- WHAT IS EXPECTED -
All of the data should be output character for character, except the pictures.

· · · ·

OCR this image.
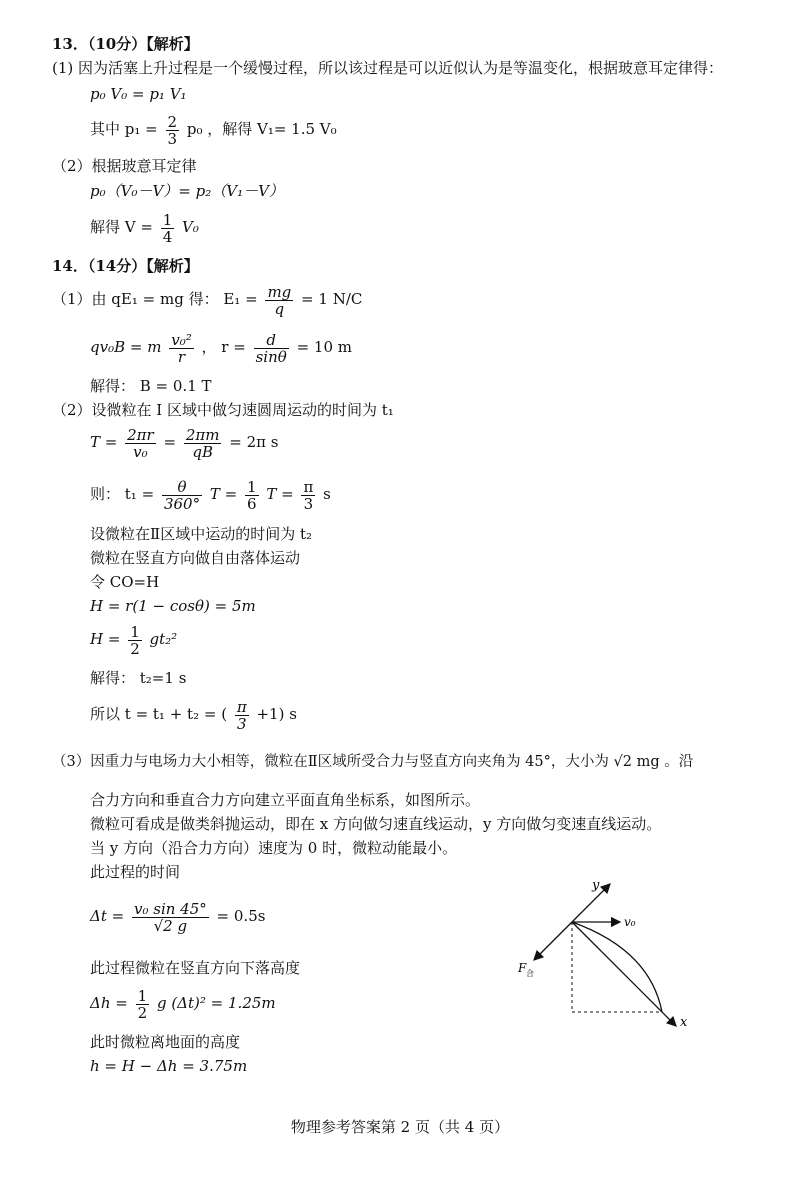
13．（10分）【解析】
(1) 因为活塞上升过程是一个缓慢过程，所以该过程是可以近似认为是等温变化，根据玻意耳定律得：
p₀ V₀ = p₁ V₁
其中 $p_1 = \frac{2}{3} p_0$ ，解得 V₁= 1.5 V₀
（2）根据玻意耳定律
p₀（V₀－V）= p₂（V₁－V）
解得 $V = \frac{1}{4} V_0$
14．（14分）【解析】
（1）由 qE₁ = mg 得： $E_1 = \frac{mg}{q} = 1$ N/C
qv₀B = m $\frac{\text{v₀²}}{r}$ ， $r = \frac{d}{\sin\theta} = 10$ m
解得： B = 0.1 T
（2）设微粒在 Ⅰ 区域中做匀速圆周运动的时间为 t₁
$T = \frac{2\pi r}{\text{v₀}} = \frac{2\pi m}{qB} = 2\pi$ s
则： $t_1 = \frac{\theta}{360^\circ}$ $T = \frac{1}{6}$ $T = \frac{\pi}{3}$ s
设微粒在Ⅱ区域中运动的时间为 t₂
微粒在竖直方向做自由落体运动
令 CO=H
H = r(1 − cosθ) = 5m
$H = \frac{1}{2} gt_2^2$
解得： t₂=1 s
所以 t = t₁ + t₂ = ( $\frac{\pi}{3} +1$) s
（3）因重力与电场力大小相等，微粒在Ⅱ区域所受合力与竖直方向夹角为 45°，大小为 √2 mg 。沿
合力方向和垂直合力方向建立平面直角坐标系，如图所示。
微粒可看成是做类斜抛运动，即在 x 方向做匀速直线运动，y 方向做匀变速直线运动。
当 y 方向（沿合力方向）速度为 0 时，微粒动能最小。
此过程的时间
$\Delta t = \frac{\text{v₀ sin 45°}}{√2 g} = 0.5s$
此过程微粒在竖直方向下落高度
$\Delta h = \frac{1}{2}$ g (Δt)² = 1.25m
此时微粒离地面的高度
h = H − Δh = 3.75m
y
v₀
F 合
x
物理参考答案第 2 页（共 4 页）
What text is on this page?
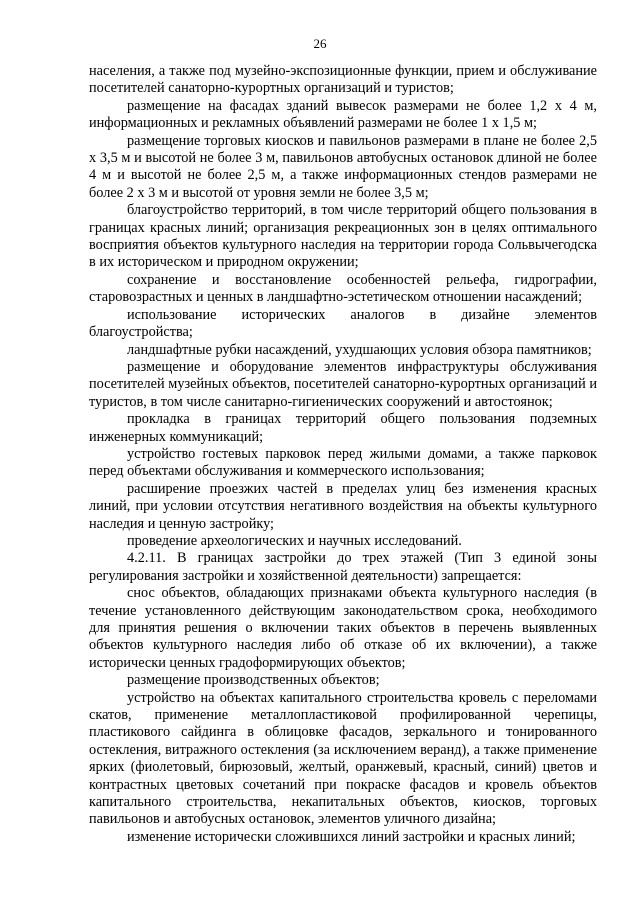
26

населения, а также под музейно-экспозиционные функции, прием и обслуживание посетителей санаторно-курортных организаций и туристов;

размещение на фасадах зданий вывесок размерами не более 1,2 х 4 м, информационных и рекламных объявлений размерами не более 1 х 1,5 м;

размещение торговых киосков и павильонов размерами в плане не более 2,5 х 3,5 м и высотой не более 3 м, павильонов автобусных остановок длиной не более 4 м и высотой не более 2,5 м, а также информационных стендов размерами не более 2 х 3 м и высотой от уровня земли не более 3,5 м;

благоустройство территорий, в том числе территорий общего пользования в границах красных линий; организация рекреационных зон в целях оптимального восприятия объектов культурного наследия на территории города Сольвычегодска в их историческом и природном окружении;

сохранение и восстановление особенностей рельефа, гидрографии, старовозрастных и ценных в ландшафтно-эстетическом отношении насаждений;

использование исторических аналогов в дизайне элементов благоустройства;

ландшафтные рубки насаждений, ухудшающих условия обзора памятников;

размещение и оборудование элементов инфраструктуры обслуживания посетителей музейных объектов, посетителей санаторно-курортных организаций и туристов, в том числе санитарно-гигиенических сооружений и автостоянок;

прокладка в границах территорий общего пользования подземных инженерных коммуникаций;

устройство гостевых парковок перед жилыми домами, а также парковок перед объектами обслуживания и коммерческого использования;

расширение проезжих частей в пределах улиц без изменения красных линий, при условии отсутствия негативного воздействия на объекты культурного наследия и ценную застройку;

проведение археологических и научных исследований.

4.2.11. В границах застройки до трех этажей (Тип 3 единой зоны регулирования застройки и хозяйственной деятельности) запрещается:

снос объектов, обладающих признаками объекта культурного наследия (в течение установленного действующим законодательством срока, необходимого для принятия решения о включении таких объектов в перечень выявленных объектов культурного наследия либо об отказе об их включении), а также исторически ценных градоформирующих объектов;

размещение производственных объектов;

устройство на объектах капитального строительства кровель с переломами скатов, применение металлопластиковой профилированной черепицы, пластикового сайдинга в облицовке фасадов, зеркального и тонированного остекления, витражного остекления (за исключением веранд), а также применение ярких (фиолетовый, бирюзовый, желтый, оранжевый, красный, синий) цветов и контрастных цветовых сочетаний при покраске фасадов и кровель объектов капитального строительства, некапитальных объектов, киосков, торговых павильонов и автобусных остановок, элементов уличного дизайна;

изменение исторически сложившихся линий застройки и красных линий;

· · · ·

- IN RESPONSE -
OCR this image.
13．（10分）【解析】
(1) 因为活塞上升过程是一个缓慢过程，所以该过程是可以近似认为是等温变化，根据玻意耳定律得：
p₀ V₀ = p₁ V₁
其中 $p_1 = \frac{2}{3} p_0$ ，解得 V₁= 1.5 V₀
（2）根据玻意耳定律
p₀（V₀－V）= p₂（V₁－V）
解得 $V = \frac{1}{4} V_0$
14．（14分）【解析】
（1）由 qE₁ = mg 得： $E_1 = \frac{mg}{q} = 1$ N/C
qv₀B = m $\frac{\text{v₀²}}{r}$ ， $r = \frac{d}{\sin\theta} = 10$ m
解得： B = 0.1 T
（2）设微粒在 Ⅰ 区域中做匀速圆周运动的时间为 t₁
$T = \frac{2\pi r}{\text{v₀}} = \frac{2\pi m}{qB} = 2\pi$ s
则： $t_1 = \frac{\theta}{360^\circ}$ $T = \frac{1}{6}$ $T = \frac{\pi}{3}$ s
设微粒在Ⅱ区域中运动的时间为 t₂
微粒在竖直方向做自由落体运动
令 CO=H
H = r(1 − cosθ) = 5m
$H = \frac{1}{2} gt_2^2$
解得： t₂=1 s
所以 t = t₁ + t₂ = ( $\frac{\pi}{3} +1$) s
（3）因重力与电场力大小相等，微粒在Ⅱ区域所受合力与竖直方向夹角为 45°，大小为 √2 mg 。沿
合力方向和垂直合力方向建立平面直角坐标系，如图所示。
微粒可看成是做类斜抛运动，即在 x 方向做匀速直线运动，y 方向做匀变速直线运动。
当 y 方向（沿合力方向）速度为 0 时，微粒动能最小。
此过程的时间
$\Delta t = \frac{\text{v₀ sin 45°}}{√2 g} = 0.5s$
此过程微粒在竖直方向下落高度
$\Delta h = \frac{1}{2}$ g (Δt)² = 1.25m
此时微粒离地面的高度
h = H − Δh = 3.75m
y
v₀
F 合
x
物理参考答案第 2 页（共 4 页）
What text is on this page?
26

населения, а также под музейно-экспозиционные функции, прием и обслуживание посетителей санаторно-курортных организаций и туристов;

размещение на фасадах зданий вывесок размерами не более 1,2 х 4 м, информационных и рекламных объявлений размерами не более 1 х 1,5 м;

размещение торговых киосков и павильонов размерами в плане не более 2,5 х 3,5 м и высотой не более 3 м, павильонов автобусных остановок длиной не более 4 м и высотой не более 2,5 м, а также информационных стендов размерами не более 2 х 3 м и высотой от уровня земли не более 3,5 м;

благоустройство территорий, в том числе территорий общего пользования в границах красных линий; организация рекреационных зон в целях оптимального восприятия объектов культурного наследия на территории города Сольвычегодска в их историческом и природном окружении;

сохранение и восстановление особенностей рельефа, гидрографии, старовозрастных и ценных в ландшафтно-эстетическом отношении насаждений;

использование исторических аналогов в дизайне элементов благоустройства;

ландшафтные рубки насаждений, ухудшающих условия обзора памятников;

размещение и оборудование элементов инфраструктуры обслуживания посетителей музейных объектов, посетителей санаторно-курортных организаций и туристов, в том числе санитарно-гигиенических сооружений и автостоянок;

прокладка в границах территорий общего пользования подземных инженерных коммуникаций;

устройство гостевых парковок перед жилыми домами, а также парковок перед объектами обслуживания и коммерческого использования;

расширение проезжих частей в пределах улиц без изменения красных линий, при условии отсутствия негативного воздействия на объекты культурного наследия и ценную застройку;

проведение археологических и научных исследований.

4.2.11. В границах застройки до трех этажей (Тип 3 единой зоны регулирования застройки и хозяйственной деятельности) запрещается:

снос объектов, обладающих признаками объекта культурного наследия (в течение установленного действующим законодательством срока, необходимого для принятия решения о включении таких объектов в перечень выявленных объектов культурного наследия либо об отказе об их включении), а также исторически ценных градоформирующих объектов;

размещение производственных объектов;

устройство на объектах капитального строительства кровель с переломами скатов, применение металлопластиковой профилированной черепицы, пластикового сайдинга в облицовке фасадов, зеркального и тонированного остекления, витражного остекления (за исключением веранд), а также применение ярких (фиолетовый, бирюзовый, желтый, оранжевый, красный, синий) цветов и контрастных цветовых сочетаний при покраске фасадов и кровель объектов капитального строительства, некапитальных объектов, киосков, торговых павильонов и автобусных остановок, элементов уличного дизайна;

изменение исторически сложившихся линий застройки и красных линий;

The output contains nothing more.